■ AIM ■
Scan the data below and pick out the lines containing the word "title".

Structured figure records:
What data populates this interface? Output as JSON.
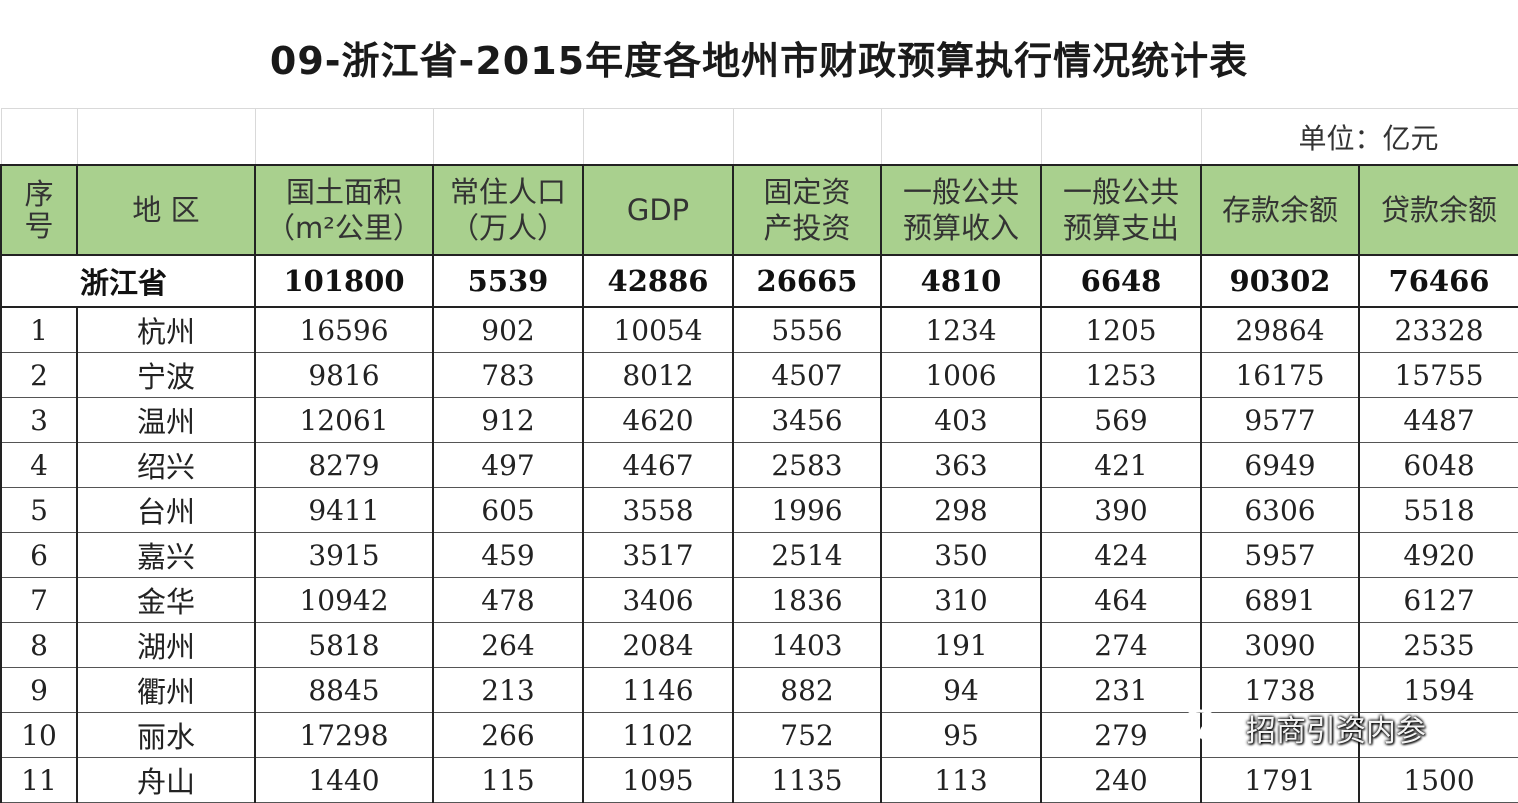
{
  "title": "09-浙江省-2015年度各地州市财政预算执行情况统计表",
  "unit": "单位：亿元",
  "headers": {
    "seq_line1": "序",
    "seq_line2": "号",
    "region": "地 区",
    "area_line1": "国土面积",
    "area_line2": "（m²公里）",
    "pop_line1": "常住人口",
    "pop_line2": "（万人）",
    "gdp": "GDP",
    "inv_line1": "固定资",
    "inv_line2": "产投资",
    "rev_line1": "一般公共",
    "rev_line2": "预算收入",
    "exp_line1": "一般公共",
    "exp_line2": "预算支出",
    "deposit": "存款余额",
    "loan": "贷款余额"
  },
  "total": {
    "name": "浙江省",
    "area": "101800",
    "population": "5539",
    "gdp": "42886",
    "investment": "26665",
    "revenue": "4810",
    "expenditure": "6648",
    "deposit": "90302",
    "loan": "76466"
  },
  "rows": [
    {
      "seq": "1",
      "region": "杭州",
      "area": "16596",
      "population": "902",
      "gdp": "10054",
      "investment": "5556",
      "revenue": "1234",
      "expenditure": "1205",
      "deposit": "29864",
      "loan": "23328"
    },
    {
      "seq": "2",
      "region": "宁波",
      "area": "9816",
      "population": "783",
      "gdp": "8012",
      "investment": "4507",
      "revenue": "1006",
      "expenditure": "1253",
      "deposit": "16175",
      "loan": "15755"
    },
    {
      "seq": "3",
      "region": "温州",
      "area": "12061",
      "population": "912",
      "gdp": "4620",
      "investment": "3456",
      "revenue": "403",
      "expenditure": "569",
      "deposit": "9577",
      "loan": "4487"
    },
    {
      "seq": "4",
      "region": "绍兴",
      "area": "8279",
      "population": "497",
      "gdp": "4467",
      "investment": "2583",
      "revenue": "363",
      "expenditure": "421",
      "deposit": "6949",
      "loan": "6048"
    },
    {
      "seq": "5",
      "region": "台州",
      "area": "9411",
      "population": "605",
      "gdp": "3558",
      "investment": "1996",
      "revenue": "298",
      "expenditure": "390",
      "deposit": "6306",
      "loan": "5518"
    },
    {
      "seq": "6",
      "region": "嘉兴",
      "area": "3915",
      "population": "459",
      "gdp": "3517",
      "investment": "2514",
      "revenue": "350",
      "expenditure": "424",
      "deposit": "5957",
      "loan": "4920"
    },
    {
      "seq": "7",
      "region": "金华",
      "area": "10942",
      "population": "478",
      "gdp": "3406",
      "investment": "1836",
      "revenue": "310",
      "expenditure": "464",
      "deposit": "6891",
      "loan": "6127"
    },
    {
      "seq": "8",
      "region": "湖州",
      "area": "5818",
      "population": "264",
      "gdp": "2084",
      "investment": "1403",
      "revenue": "191",
      "expenditure": "274",
      "deposit": "3090",
      "loan": "2535"
    },
    {
      "seq": "9",
      "region": "衢州",
      "area": "8845",
      "population": "213",
      "gdp": "1146",
      "investment": "882",
      "revenue": "94",
      "expenditure": "231",
      "deposit": "1738",
      "loan": "1594"
    },
    {
      "seq": "10",
      "region": "丽水",
      "area": "17298",
      "population": "266",
      "gdp": "1102",
      "investment": "752",
      "revenue": "95",
      "expenditure": "279",
      "deposit": "",
      "loan": ""
    },
    {
      "seq": "11",
      "region": "舟山",
      "area": "1440",
      "population": "115",
      "gdp": "1095",
      "investment": "1135",
      "revenue": "113",
      "expenditure": "240",
      "deposit": "1791",
      "loan": "1500"
    }
  ],
  "watermark": "招商引资内参"
}
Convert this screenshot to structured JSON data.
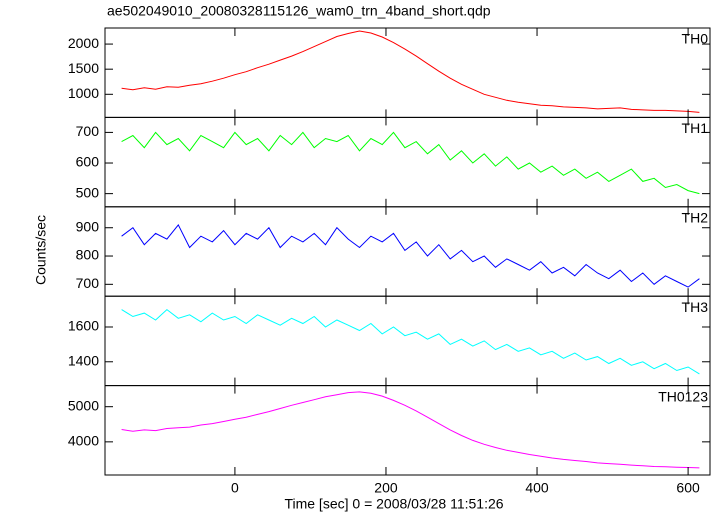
{
  "chart_data": {
    "type": "line",
    "title": "ae502049010_20080328115126_wam0_trn_4band_short.qdp",
    "x_label": "Time [sec] 0 = 2008/03/28 11:51:26",
    "y_label": "Counts/sec",
    "xlim": [
      -172,
      629
    ],
    "xticks": [
      0,
      200,
      400,
      600
    ],
    "x": [
      -150,
      -135,
      -120,
      -105,
      -90,
      -75,
      -60,
      -45,
      -30,
      -15,
      0,
      15,
      30,
      45,
      60,
      75,
      90,
      105,
      120,
      135,
      150,
      165,
      180,
      195,
      210,
      225,
      240,
      255,
      270,
      285,
      300,
      315,
      330,
      345,
      360,
      375,
      390,
      405,
      420,
      435,
      450,
      465,
      480,
      495,
      510,
      525,
      540,
      555,
      570,
      585,
      600,
      615
    ],
    "series": [
      {
        "name": "TH0",
        "color": "#ff0000",
        "ylim": [
          540,
          2320
        ],
        "yticks": [
          1000,
          1500,
          2000
        ],
        "values": [
          1120,
          1090,
          1130,
          1100,
          1150,
          1140,
          1180,
          1210,
          1260,
          1320,
          1390,
          1450,
          1530,
          1600,
          1680,
          1760,
          1850,
          1950,
          2050,
          2150,
          2210,
          2260,
          2220,
          2140,
          2030,
          1900,
          1760,
          1610,
          1460,
          1320,
          1200,
          1100,
          1000,
          940,
          880,
          840,
          810,
          780,
          770,
          750,
          740,
          730,
          710,
          720,
          730,
          700,
          690,
          680,
          680,
          670,
          660,
          640
        ]
      },
      {
        "name": "TH1",
        "color": "#00ff00",
        "ylim": [
          457,
          749
        ],
        "yticks": [
          500,
          600,
          700
        ],
        "values": [
          670,
          690,
          650,
          700,
          660,
          680,
          640,
          690,
          670,
          650,
          700,
          660,
          680,
          640,
          690,
          660,
          700,
          650,
          680,
          670,
          690,
          640,
          680,
          660,
          700,
          650,
          670,
          630,
          660,
          610,
          640,
          600,
          630,
          590,
          620,
          580,
          600,
          570,
          590,
          560,
          580,
          550,
          570,
          540,
          560,
          580,
          540,
          550,
          520,
          530,
          510,
          500
        ]
      },
      {
        "name": "TH2",
        "color": "#0000ff",
        "ylim": [
          658,
          974
        ],
        "yticks": [
          700,
          800,
          900
        ],
        "values": [
          870,
          900,
          840,
          880,
          860,
          910,
          830,
          870,
          850,
          890,
          840,
          880,
          860,
          900,
          830,
          870,
          850,
          880,
          840,
          900,
          860,
          830,
          870,
          850,
          880,
          820,
          850,
          800,
          840,
          790,
          820,
          780,
          800,
          760,
          790,
          770,
          750,
          780,
          740,
          760,
          730,
          770,
          740,
          720,
          750,
          710,
          740,
          700,
          730,
          710,
          690,
          720
        ]
      },
      {
        "name": "TH3",
        "color": "#00ffff",
        "ylim": [
          1263,
          1777
        ],
        "yticks": [
          1400,
          1600
        ],
        "values": [
          1700,
          1660,
          1680,
          1640,
          1700,
          1650,
          1670,
          1630,
          1680,
          1640,
          1660,
          1620,
          1670,
          1640,
          1610,
          1650,
          1620,
          1660,
          1600,
          1640,
          1610,
          1580,
          1620,
          1560,
          1600,
          1550,
          1570,
          1530,
          1560,
          1500,
          1530,
          1490,
          1520,
          1470,
          1500,
          1460,
          1480,
          1440,
          1460,
          1420,
          1450,
          1410,
          1430,
          1390,
          1420,
          1380,
          1400,
          1360,
          1390,
          1350,
          1370,
          1330
        ]
      },
      {
        "name": "TH0123",
        "color": "#ff00ff",
        "ylim": [
          3057,
          5600
        ],
        "yticks": [
          4000,
          5000
        ],
        "values": [
          4350,
          4300,
          4340,
          4320,
          4380,
          4400,
          4420,
          4480,
          4520,
          4580,
          4640,
          4700,
          4780,
          4860,
          4950,
          5040,
          5120,
          5200,
          5280,
          5340,
          5400,
          5420,
          5380,
          5300,
          5180,
          5040,
          4880,
          4700,
          4520,
          4340,
          4180,
          4040,
          3930,
          3840,
          3760,
          3700,
          3640,
          3590,
          3540,
          3500,
          3470,
          3440,
          3400,
          3380,
          3360,
          3340,
          3320,
          3300,
          3290,
          3280,
          3270,
          3260
        ]
      }
    ]
  }
}
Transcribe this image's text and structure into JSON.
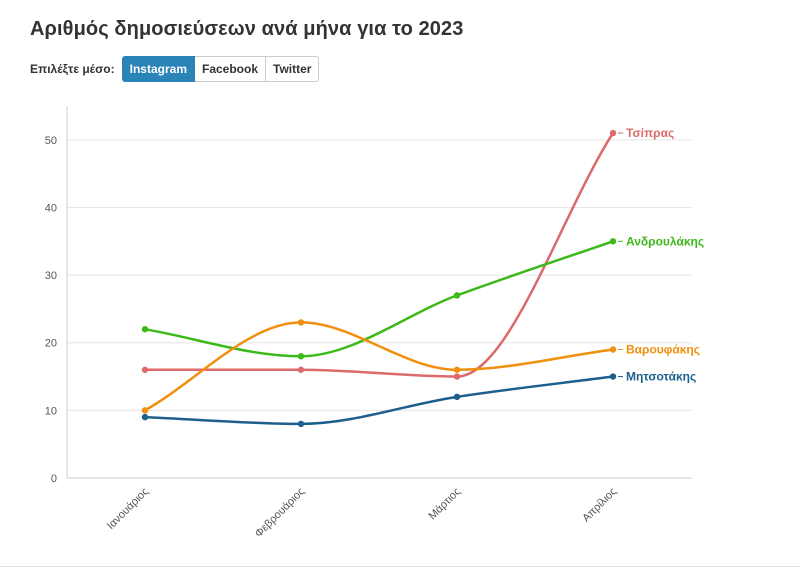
{
  "page": {
    "title": "Αριθμός δημοσιεύσεων ανά μήνα για το 2023"
  },
  "controls": {
    "label": "Επιλέξτε μέσο:",
    "buttons": [
      {
        "label": "Instagram",
        "active": true
      },
      {
        "label": "Facebook",
        "active": false
      },
      {
        "label": "Twitter",
        "active": false
      }
    ]
  },
  "chart_data": {
    "type": "line",
    "title": "Αριθμός δημοσιεύσεων ανά μήνα για το 2023",
    "categories": [
      "Ιανουάριος",
      "Φεβρουάριος",
      "Μάρτιος",
      "Απρίλιος"
    ],
    "ylim": [
      0,
      55
    ],
    "yticks": [
      0,
      10,
      20,
      30,
      40,
      50
    ],
    "grid": true,
    "legend": "end-of-line labels",
    "series": [
      {
        "name": "Τσίπρας",
        "color": "#dc6a6a",
        "values": [
          16,
          16,
          15,
          51
        ]
      },
      {
        "name": "Ανδρουλάκης",
        "color": "#3cb91a",
        "values": [
          22,
          18,
          27,
          35
        ]
      },
      {
        "name": "Βαρουφάκης",
        "color": "#f28f0e",
        "values": [
          10,
          23,
          16,
          19
        ]
      },
      {
        "name": "Μητσοτάκης",
        "color": "#1c5f8c",
        "values": [
          9,
          8,
          12,
          15
        ]
      }
    ]
  }
}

■ TASK RESPONSE ■
  "title": "09-浙江省-2015年度各地州市财政预算执行情况统计表",
    "title": "ae502049010_20080328115126_wam0_trn_4band_short.qdp",
    "title": "Αριθμός δημοσιεύσεων ανά μήνα για το 2023"
    "title": "Αριθμός δημοσιεύσεων ανά μήνα για το 2023",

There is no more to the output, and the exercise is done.